EXERCISE
Set down every entry again word for word, please, but skip the pictures.

## BEGIN DATA

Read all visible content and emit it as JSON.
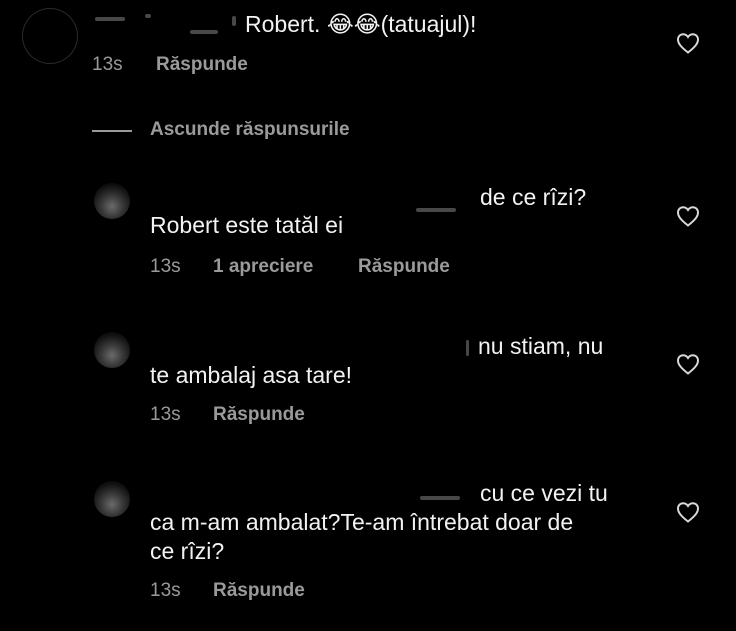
{
  "comment": {
    "text": "Robert. 😂😂(tatuajul)!",
    "time": "13s",
    "reply_label": "Răspunde"
  },
  "hide_replies_label": "Ascunde răspunsurile",
  "replies": [
    {
      "line1": "de ce rîzi?",
      "line2": "Robert este tatăl ei",
      "time": "13s",
      "likes": "1 apreciere",
      "reply_label": "Răspunde"
    },
    {
      "line1": "nu stiam, nu",
      "line2": "te ambalaj asa tare!",
      "time": "13s",
      "reply_label": "Răspunde"
    },
    {
      "line1": "cu ce vezi tu",
      "line2": "ca m-am ambalat?Te-am întrebat doar de",
      "line3": "ce rîzi?",
      "time": "13s",
      "reply_label": "Răspunde"
    }
  ],
  "icons": {
    "like": "heart-outline-icon",
    "avatar": "profile-avatar"
  },
  "colors": {
    "background": "#000000",
    "text": "#f2f2f2",
    "meta": "#9a9a9a"
  }
}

## END DATA

SOLUTION TO THE PROBLEM
Read all visible content and emit it as JSON.
{
  "comment": {
    "text": "Robert. 😂😂(tatuajul)!",
    "time": "13s",
    "reply_label": "Răspunde"
  },
  "hide_replies_label": "Ascunde răspunsurile",
  "replies": [
    {
      "line1": "de ce rîzi?",
      "line2": "Robert este tatăl ei",
      "time": "13s",
      "likes": "1 apreciere",
      "reply_label": "Răspunde"
    },
    {
      "line1": "nu stiam, nu",
      "line2": "te ambalaj asa tare!",
      "time": "13s",
      "reply_label": "Răspunde"
    },
    {
      "line1": "cu ce vezi tu",
      "line2": "ca m-am ambalat?Te-am întrebat doar de",
      "line3": "ce rîzi?",
      "time": "13s",
      "reply_label": "Răspunde"
    }
  ],
  "icons": {
    "like": "heart-outline-icon",
    "avatar": "profile-avatar"
  },
  "colors": {
    "background": "#000000",
    "text": "#f2f2f2",
    "meta": "#9a9a9a"
  }
}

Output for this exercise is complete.